* **What to do**:
(1) Output the part of the passage on St. Peter's Chair at Rome below, from "It has been" up to and including "of scholastic theologians.".
(2) Answer these questions on the passage about St. Peter's Chair at Rome below:
(a) What does the note in parentheses under the title tell the reader to see?
(b) According to the passage, what two things do the objectors' statements prove?
(c) What sources does the passage name as the documentation the theologians provide?

* **Passage to read**:
+St. Peter’s Chair at Rome+

(See Unity Octave prayers following this post)

It has been suggested that in presenting some of the material on this site the opinions of questionable theologians have been used and therefore this destroys the arguments presented. Such statements only prove that a) the objectors have not read the site in its entirety and b) they have not comprehended the reasons for citing the various sources, even though these reasons are made quite clear in the course of the demonstrations. More to the point, it is not the opinions of these theologians that are presented as actual proofs here. Rather it is the sources they provide to document their cases, namely documents issuing from the Roman Pontiffs, the Ecumenical Councils, the Pontifical Congregations and the consensus of scholastic theologians.

* **Information shown**:
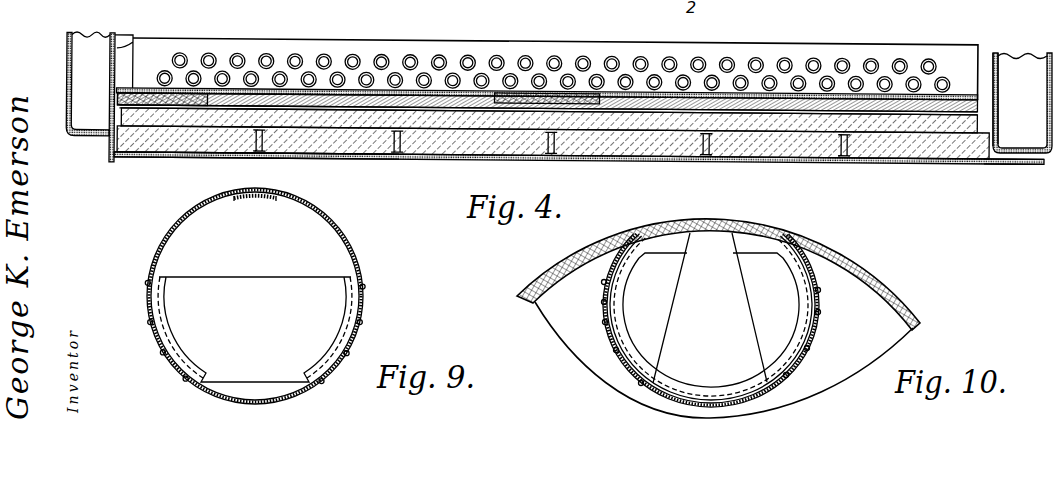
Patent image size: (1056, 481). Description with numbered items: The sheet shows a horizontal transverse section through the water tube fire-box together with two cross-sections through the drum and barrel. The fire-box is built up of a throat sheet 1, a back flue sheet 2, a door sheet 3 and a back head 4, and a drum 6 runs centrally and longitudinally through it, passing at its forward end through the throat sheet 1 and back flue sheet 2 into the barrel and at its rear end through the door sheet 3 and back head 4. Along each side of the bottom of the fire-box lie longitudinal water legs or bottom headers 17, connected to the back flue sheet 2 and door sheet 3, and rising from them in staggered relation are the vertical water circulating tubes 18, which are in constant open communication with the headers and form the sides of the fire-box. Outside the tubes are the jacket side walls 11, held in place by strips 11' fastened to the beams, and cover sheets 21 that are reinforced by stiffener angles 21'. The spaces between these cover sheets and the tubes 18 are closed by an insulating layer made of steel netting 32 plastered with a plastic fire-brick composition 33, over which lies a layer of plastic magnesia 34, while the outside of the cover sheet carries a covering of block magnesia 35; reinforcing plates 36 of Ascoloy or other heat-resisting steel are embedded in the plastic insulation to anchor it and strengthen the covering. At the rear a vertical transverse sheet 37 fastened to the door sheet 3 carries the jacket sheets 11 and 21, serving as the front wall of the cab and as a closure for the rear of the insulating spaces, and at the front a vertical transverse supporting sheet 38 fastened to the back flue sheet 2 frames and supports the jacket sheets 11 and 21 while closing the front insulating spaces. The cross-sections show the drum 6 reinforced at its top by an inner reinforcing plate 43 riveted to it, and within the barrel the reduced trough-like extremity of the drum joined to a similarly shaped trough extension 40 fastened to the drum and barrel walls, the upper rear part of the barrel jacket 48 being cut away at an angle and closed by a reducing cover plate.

In FIG. 4, the throat sheet 1 is at (1045, 58).
In FIG. 4, the back flue sheet 2 is at (1000, 68).
In FIG. 4, the door sheet 3 is at (118, 46).
In FIG. 4, the back head 4 is at (67, 47).
In FIG. 9, the drum 6 is at (345, 242).
In FIG. 4, the side walls of the jacket 11 is at (579, 172).
In FIG. 4, the strips 11' is at (256, 171).
In FIG. 4, the bottom headers 17 is at (417, 33).
In FIG. 4, the vertical water circulating tubes 18 is at (300, 52).
In FIG. 4, the sheets 21 is at (578, 155).
In FIG. 4, the stiffener angles 21' is at (573, 160).
In FIG. 4, the steel netting 32 is at (500, 90).
In FIG. 4, the plastic fire-brick composition 33 is at (433, 92).
In FIG. 4, the layer of plastic magnesia 34 is at (457, 108).
In FIG. 4, the covering of block magnesia 35 is at (508, 140).
In FIG. 4, the reinforcing plates 36 is at (173, 89).
In FIG. 4, the vertical transverse sheet 37 is at (113, 160).
In FIG. 4, the vertical transverse supporting sheet 38 is at (997, 163).
In FIG. 10, the trough extension 40 is at (800, 363).
In FIG. 9, the inner reinforcing plate 43 is at (258, 201).
In FIG. 10, the barrel jacket 48 is at (868, 274).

* **Results**:
(1)
It has been suggested that in presenting some of the material on this site the opinions of questionable theologians have been used and therefore this destroys the arguments presented. Such statements only prove that a) the objectors have not read the site in its entirety and b) they have not comprehended the reasons for citing the various sources, even though these reasons are made quite clear in the course of the demonstrations. More to the point, it is not the opinions of these theologians that are presented as actual proofs here. Rather it is the sources they provide to document their cases, namely documents issuing from the Roman Pontiffs, the Ecumenical Councils, the Pontifical Congregations and the consensus of scholastic theologians.

(2)
(a) The Unity Octave prayers following the post.
(b) That the objectors have not read the site in its entirety, and that they have not comprehended the reasons for citing the various sources.
(c) Documents issuing from the Roman Pontiffs, the Ecumenical Councils, the Pontifical Congregations and the consensus of scholastic theologians.